> **What the task asks**
Count every line that includes the string "Magdalena" in the entries that follow. Nothing besides the number is needed.

> **Supplied material**

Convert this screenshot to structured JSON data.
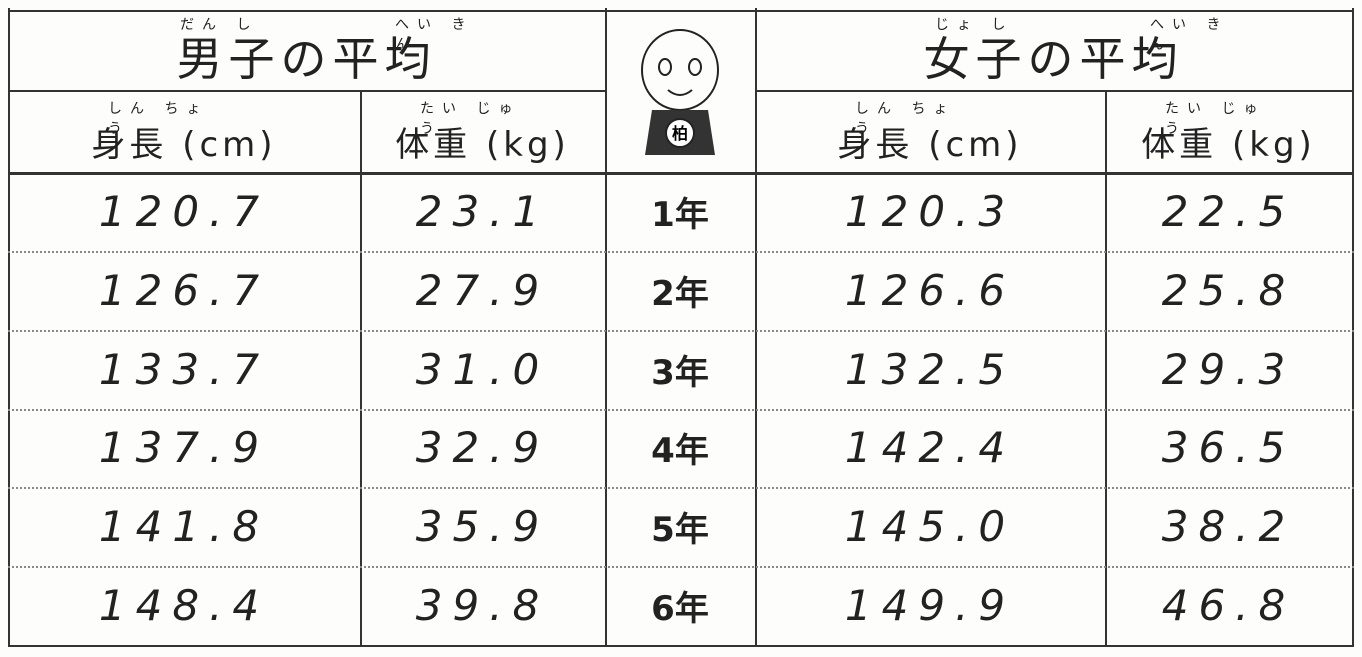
{
  "header": {
    "boys": {
      "title": "男子の平均",
      "ruby": [
        "だん し",
        "へい きん"
      ]
    },
    "girls": {
      "title": "女子の平均",
      "ruby": [
        "じょ し",
        "へい きん"
      ]
    },
    "mascot_badge": "柏"
  },
  "subheader": {
    "height": "身長 (cm)",
    "height_ruby": "しん ちょう",
    "weight": "体重 (kg)",
    "weight_ruby": "たい じゅう"
  },
  "table": {
    "rows": [
      [
        "120.7",
        "23.1",
        "1年",
        "120.3",
        "22.5"
      ],
      [
        "126.7",
        "27.9",
        "2年",
        "126.6",
        "25.8"
      ],
      [
        "133.7",
        "31.0",
        "3年",
        "132.5",
        "29.3"
      ],
      [
        "137.9",
        "32.9",
        "4年",
        "142.4",
        "36.5"
      ],
      [
        "141.8",
        "35.9",
        "5年",
        "145.0",
        "38.2"
      ],
      [
        "148.4",
        "39.8",
        "6年",
        "149.9",
        "46.8"
      ]
    ]
  }
}
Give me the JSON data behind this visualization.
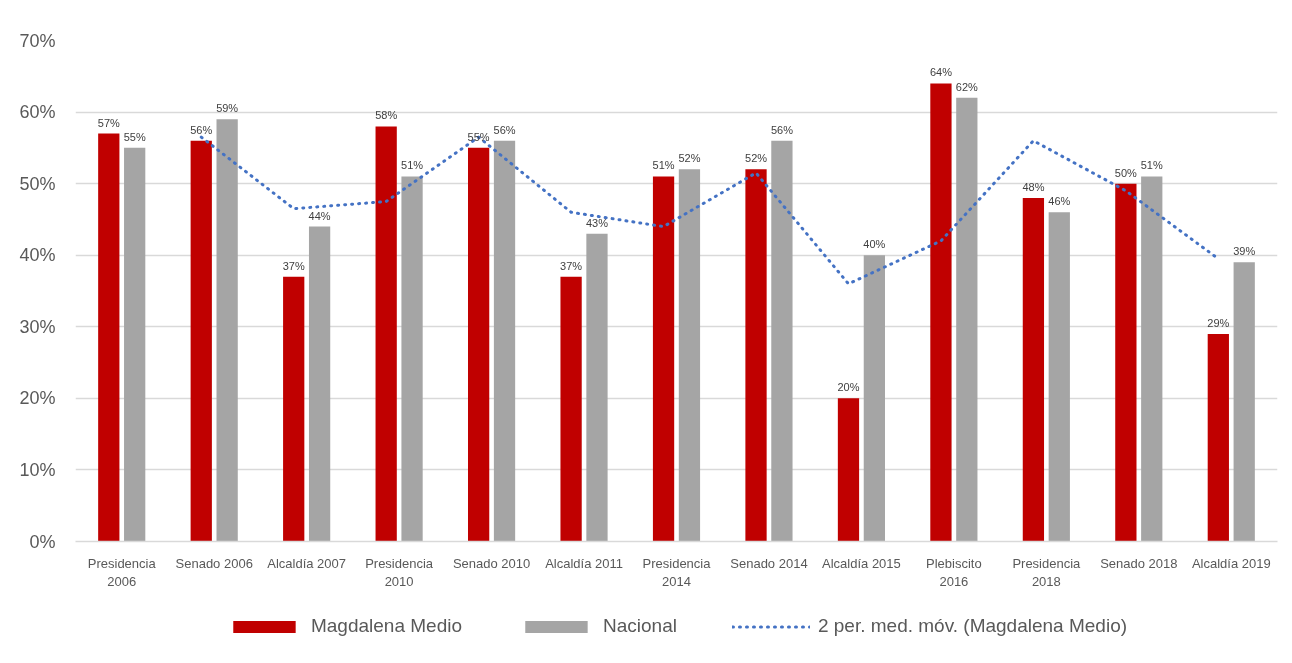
{
  "chart_data": {
    "type": "bar",
    "categories": [
      "Presidencia 2006",
      "Senado 2006",
      "Alcaldía 2007",
      "Presidencia 2010",
      "Senado 2010",
      "Alcaldía 2011",
      "Presidencia 2014",
      "Senado 2014",
      "Alcaldía 2015",
      "Plebiscito 2016",
      "Presidencia 2018",
      "Senado 2018",
      "Alcaldía 2019"
    ],
    "series": [
      {
        "name": "Magdalena Medio",
        "color": "#c00000",
        "values": [
          57,
          56,
          37,
          58,
          55,
          37,
          51,
          52,
          20,
          64,
          48,
          50,
          29
        ],
        "value_labels": [
          "57%",
          "56%",
          "37%",
          "58%",
          "55%",
          "37%",
          "51%",
          "52%",
          "20%",
          "64%",
          "48%",
          "50%",
          "29%"
        ]
      },
      {
        "name": "Nacional",
        "color": "#a5a5a5",
        "values": [
          55,
          59,
          44,
          51,
          56,
          43,
          52,
          56,
          40,
          62,
          46,
          51,
          39
        ],
        "value_labels": [
          "55%",
          "59%",
          "44%",
          "51%",
          "56%",
          "43%",
          "52%",
          "56%",
          "40%",
          "62%",
          "46%",
          "51%",
          "39%"
        ]
      },
      {
        "name": "2 per. med. móv. (Magdalena Medio)",
        "type": "line",
        "color": "#4472c4",
        "line_style": "dotted",
        "values": [
          null,
          56.5,
          46.5,
          47.5,
          56.5,
          46,
          44,
          51.5,
          36,
          42,
          56,
          49,
          39.5
        ]
      }
    ],
    "ylim": [
      0,
      70
    ],
    "yticks": [
      {
        "value": 0,
        "label": "0%"
      },
      {
        "value": 10,
        "label": "10%"
      },
      {
        "value": 20,
        "label": "20%"
      },
      {
        "value": 30,
        "label": "30%"
      },
      {
        "value": 40,
        "label": "40%"
      },
      {
        "value": 50,
        "label": "50%"
      },
      {
        "value": 60,
        "label": "60%"
      },
      {
        "value": 70,
        "label": "70%"
      }
    ],
    "grid": "y",
    "legend": "bottom"
  }
}
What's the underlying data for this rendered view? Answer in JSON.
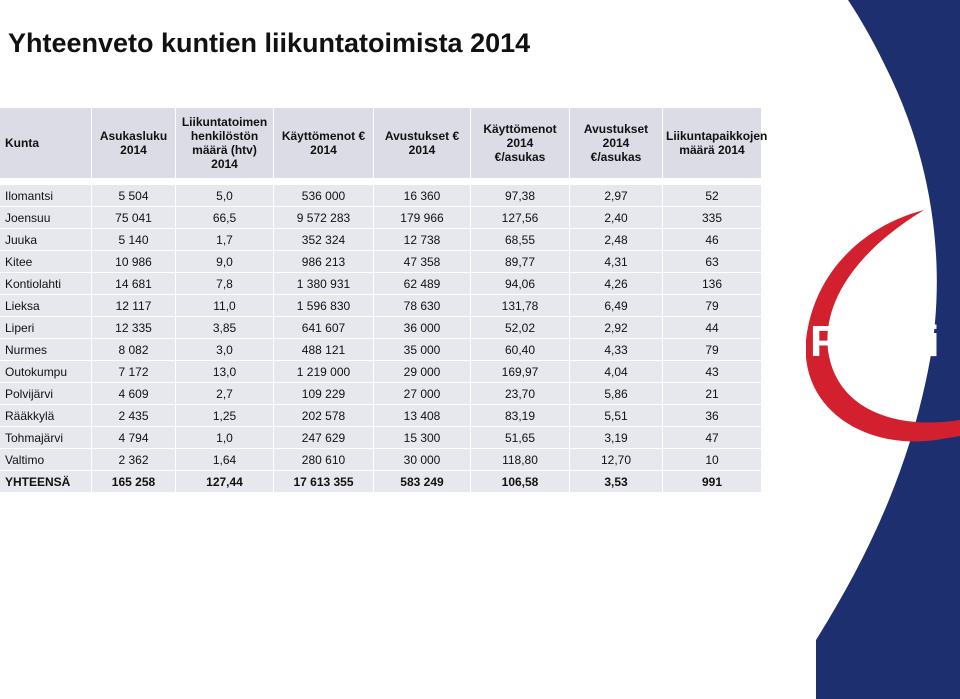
{
  "title": "Yhteenveto kuntien liikuntatoimista 2014",
  "table": {
    "headers": [
      "Kunta",
      "Asukasluku\n2014",
      "Liikuntatoimen\nhenkilöstön\nmäärä (htv) 2014",
      "Käyttömenot €\n2014",
      "Avustukset €\n2014",
      "Käyttömenot\n2014\n€/asukas",
      "Avustukset\n2014\n€/asukas",
      "Liikuntapaikkojen\nmäärä 2014"
    ],
    "rows": [
      [
        "Ilomantsi",
        "5 504",
        "5,0",
        "536 000",
        "16 360",
        "97,38",
        "2,97",
        "52"
      ],
      [
        "Joensuu",
        "75 041",
        "66,5",
        "9 572 283",
        "179 966",
        "127,56",
        "2,40",
        "335"
      ],
      [
        "Juuka",
        "5 140",
        "1,7",
        "352 324",
        "12 738",
        "68,55",
        "2,48",
        "46"
      ],
      [
        "Kitee",
        "10 986",
        "9,0",
        "986 213",
        "47 358",
        "89,77",
        "4,31",
        "63"
      ],
      [
        "Kontiolahti",
        "14 681",
        "7,8",
        "1 380 931",
        "62 489",
        "94,06",
        "4,26",
        "136"
      ],
      [
        "Lieksa",
        "12 117",
        "11,0",
        "1 596 830",
        "78 630",
        "131,78",
        "6,49",
        "79"
      ],
      [
        "Liperi",
        "12 335",
        "3,85",
        "641 607",
        "36 000",
        "52,02",
        "2,92",
        "44"
      ],
      [
        "Nurmes",
        "8 082",
        "3,0",
        "488 121",
        "35 000",
        "60,40",
        "4,33",
        "79"
      ],
      [
        "Outokumpu",
        "7 172",
        "13,0",
        "1 219 000",
        "29 000",
        "169,97",
        "4,04",
        "43"
      ],
      [
        "Polvijärvi",
        "4 609",
        "2,7",
        "109 229",
        "27 000",
        "23,70",
        "5,86",
        "21"
      ],
      [
        "Rääkkylä",
        "2 435",
        "1,25",
        "202 578",
        "13 408",
        "83,19",
        "5,51",
        "36"
      ],
      [
        "Tohmajärvi",
        "4 794",
        "1,0",
        "247 629",
        "15 300",
        "51,65",
        "3,19",
        "47"
      ],
      [
        "Valtimo",
        "2 362",
        "1,64",
        "280 610",
        "30 000",
        "118,80",
        "12,70",
        "10"
      ]
    ],
    "total": [
      "YHTEENSÄ",
      "165 258",
      "127,44",
      "17 613 355",
      "583 249",
      "106,58",
      "3,53",
      "991"
    ]
  },
  "logo": {
    "text": "Pokali",
    "colors": {
      "navy": "#1d2f6e",
      "red": "#d3202f",
      "white": "#ffffff"
    }
  }
}
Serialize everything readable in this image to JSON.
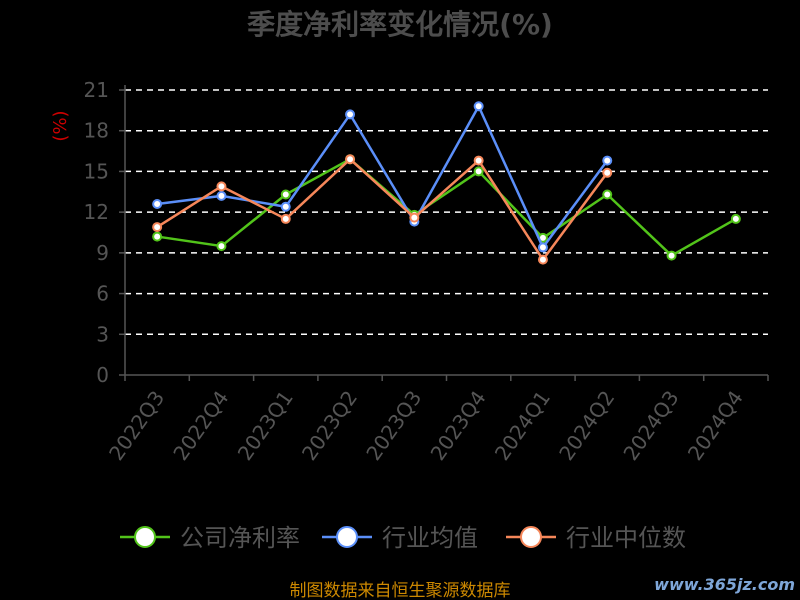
{
  "chart_data": {
    "type": "line",
    "title": "季度净利率变化情况(%)",
    "ylabel": "(%)",
    "xlabel": "",
    "ylim": [
      0,
      21
    ],
    "yticks": [
      0,
      3,
      6,
      9,
      12,
      15,
      18,
      21
    ],
    "grid": true,
    "legend_position": "bottom",
    "categories": [
      "2022Q3",
      "2022Q4",
      "2023Q1",
      "2023Q2",
      "2023Q3",
      "2023Q4",
      "2024Q1",
      "2024Q2",
      "2024Q3",
      "2024Q4"
    ],
    "series": [
      {
        "name": "公司净利率",
        "color": "#52c41a",
        "values": [
          10.2,
          9.5,
          13.3,
          15.9,
          11.8,
          15.0,
          10.1,
          13.3,
          8.8,
          11.5
        ]
      },
      {
        "name": "行业均值",
        "color": "#5b8ff9",
        "values": [
          12.6,
          13.2,
          12.4,
          19.2,
          11.3,
          19.8,
          9.4,
          15.8,
          null,
          null
        ]
      },
      {
        "name": "行业中位数",
        "color": "#f6875a",
        "values": [
          10.9,
          13.9,
          11.5,
          15.9,
          11.6,
          15.8,
          8.5,
          14.9,
          null,
          null
        ]
      }
    ]
  },
  "footer": {
    "source": "制图数据来自恒生聚源数据库",
    "watermark": "www.365jz.com"
  }
}
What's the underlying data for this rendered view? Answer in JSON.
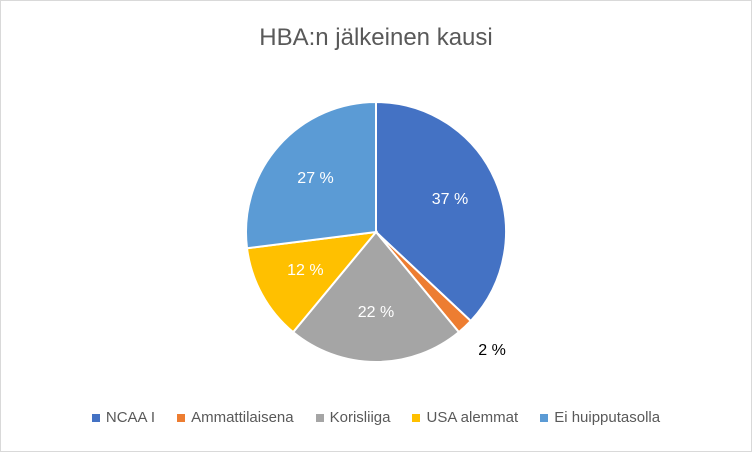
{
  "chart_data": {
    "type": "pie",
    "title": "HBA:n jälkeinen kausi",
    "categories": [
      "NCAA I",
      "Ammattilaisena",
      "Korisliiga",
      "USA alemmat",
      "Ei huipputasolla"
    ],
    "values": [
      37,
      2,
      22,
      12,
      27
    ],
    "data_labels": [
      "37 %",
      "2 %",
      "22 %",
      "12 %",
      "27 %"
    ],
    "colors": [
      "#4472C4",
      "#ED7D31",
      "#A5A5A5",
      "#FFC000",
      "#5B9BD5"
    ],
    "legend_position": "bottom",
    "start_angle_deg": 0,
    "direction": "clockwise"
  }
}
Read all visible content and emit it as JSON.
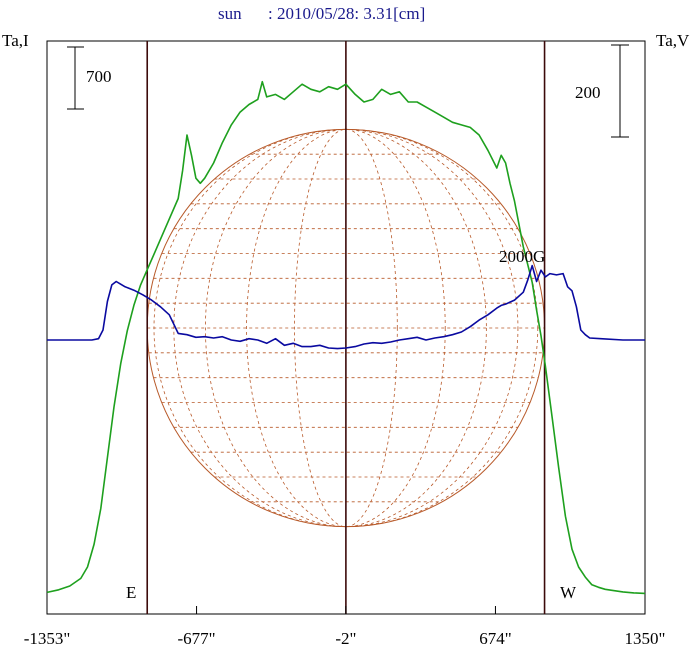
{
  "header": {
    "object_label": "sun",
    "info_label": ": 2010/05/28: 3.31[cm]"
  },
  "colors": {
    "header_text": "#1a1a8c",
    "intensity_line": "#1ea01e",
    "polarization_line": "#0a0aa0",
    "solar_disk": "#b85a2a",
    "limb_lines": "#3c0a0a",
    "frame": "#000000"
  },
  "chart_data": {
    "type": "line",
    "x_unit": "arcsec",
    "xlim": [
      -1353,
      1350
    ],
    "x_tick_values": [
      -1353,
      -677,
      -2,
      674,
      1350
    ],
    "x_tick_labels": [
      "-1353\"",
      "-677\"",
      "-2\"",
      "674\"",
      "1350\""
    ],
    "left_axis_label": "Ta,I",
    "right_axis_label": "Ta,V",
    "left_scale_bar_label": "700",
    "right_scale_bar_label": "200",
    "polarization_scale_label": "2000G",
    "limb_labels": {
      "east": "E",
      "west": "W"
    },
    "solar_limb_x": [
      -900,
      -2,
      896
    ],
    "series": [
      {
        "key": "intensity",
        "x": [
          -1353,
          -1300,
          -1250,
          -1200,
          -1170,
          -1140,
          -1110,
          -1080,
          -1050,
          -1020,
          -990,
          -960,
          -930,
          -900,
          -870,
          -840,
          -800,
          -760,
          -740,
          -720,
          -700,
          -680,
          -660,
          -640,
          -600,
          -560,
          -520,
          -480,
          -440,
          -400,
          -380,
          -360,
          -320,
          -280,
          -240,
          -200,
          -160,
          -120,
          -80,
          -40,
          -2,
          40,
          80,
          120,
          160,
          200,
          240,
          280,
          320,
          360,
          400,
          440,
          480,
          520,
          560,
          600,
          640,
          680,
          700,
          720,
          740,
          760,
          800,
          840,
          860,
          880,
          900,
          930,
          960,
          990,
          1020,
          1050,
          1080,
          1110,
          1140,
          1170,
          1200,
          1250,
          1300,
          1350
        ],
        "y": [
          30,
          40,
          55,
          85,
          130,
          220,
          360,
          560,
          760,
          930,
          1060,
          1160,
          1240,
          1300,
          1360,
          1420,
          1500,
          1580,
          1690,
          1830,
          1750,
          1660,
          1640,
          1660,
          1720,
          1800,
          1870,
          1920,
          1950,
          1970,
          2040,
          1980,
          1990,
          1970,
          2000,
          2030,
          2010,
          2000,
          2020,
          2010,
          2030,
          1990,
          1960,
          1970,
          2010,
          1990,
          2000,
          1960,
          1960,
          1940,
          1920,
          1900,
          1880,
          1870,
          1860,
          1830,
          1770,
          1700,
          1750,
          1720,
          1640,
          1570,
          1390,
          1250,
          1140,
          1040,
          920,
          720,
          520,
          330,
          200,
          130,
          90,
          60,
          50,
          42,
          38,
          32,
          28,
          26
        ],
        "ylim": [
          0,
          2200
        ]
      },
      {
        "key": "polarization_V",
        "x": [
          -1353,
          -1250,
          -1150,
          -1120,
          -1100,
          -1080,
          -1060,
          -1040,
          -1020,
          -1000,
          -960,
          -920,
          -880,
          -840,
          -800,
          -760,
          -720,
          -680,
          -640,
          -600,
          -560,
          -520,
          -480,
          -440,
          -400,
          -360,
          -320,
          -280,
          -240,
          -200,
          -160,
          -120,
          -80,
          -40,
          -2,
          40,
          80,
          120,
          160,
          200,
          240,
          280,
          320,
          360,
          400,
          440,
          480,
          520,
          560,
          600,
          640,
          680,
          700,
          720,
          760,
          800,
          820,
          840,
          860,
          880,
          900,
          920,
          950,
          980,
          1000,
          1020,
          1040,
          1060,
          1080,
          1100,
          1150,
          1250,
          1350
        ],
        "y": [
          0,
          0,
          0,
          2,
          15,
          58,
          83,
          88,
          84,
          80,
          75,
          68,
          60,
          50,
          38,
          10,
          8,
          4,
          5,
          3,
          5,
          0,
          -2,
          2,
          0,
          -5,
          2,
          -8,
          -5,
          -10,
          -10,
          -8,
          -12,
          -13,
          -12,
          -10,
          -6,
          -4,
          -5,
          -3,
          0,
          2,
          4,
          0,
          3,
          5,
          8,
          12,
          20,
          30,
          38,
          48,
          52,
          54,
          60,
          72,
          90,
          112,
          88,
          105,
          95,
          100,
          98,
          100,
          80,
          74,
          50,
          15,
          8,
          3,
          2,
          0,
          0
        ],
        "ylim": [
          -450,
          450
        ]
      }
    ]
  }
}
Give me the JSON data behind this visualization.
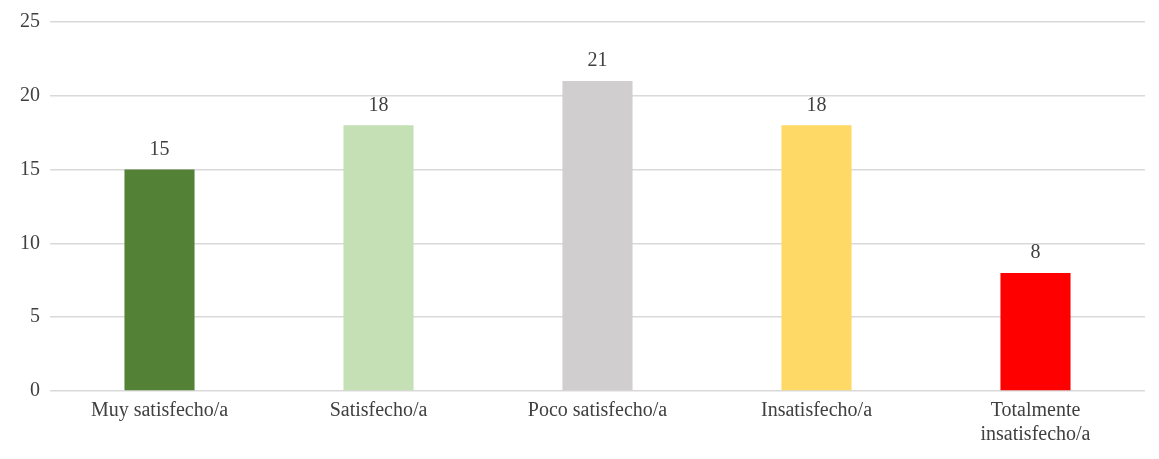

> **Written response**
2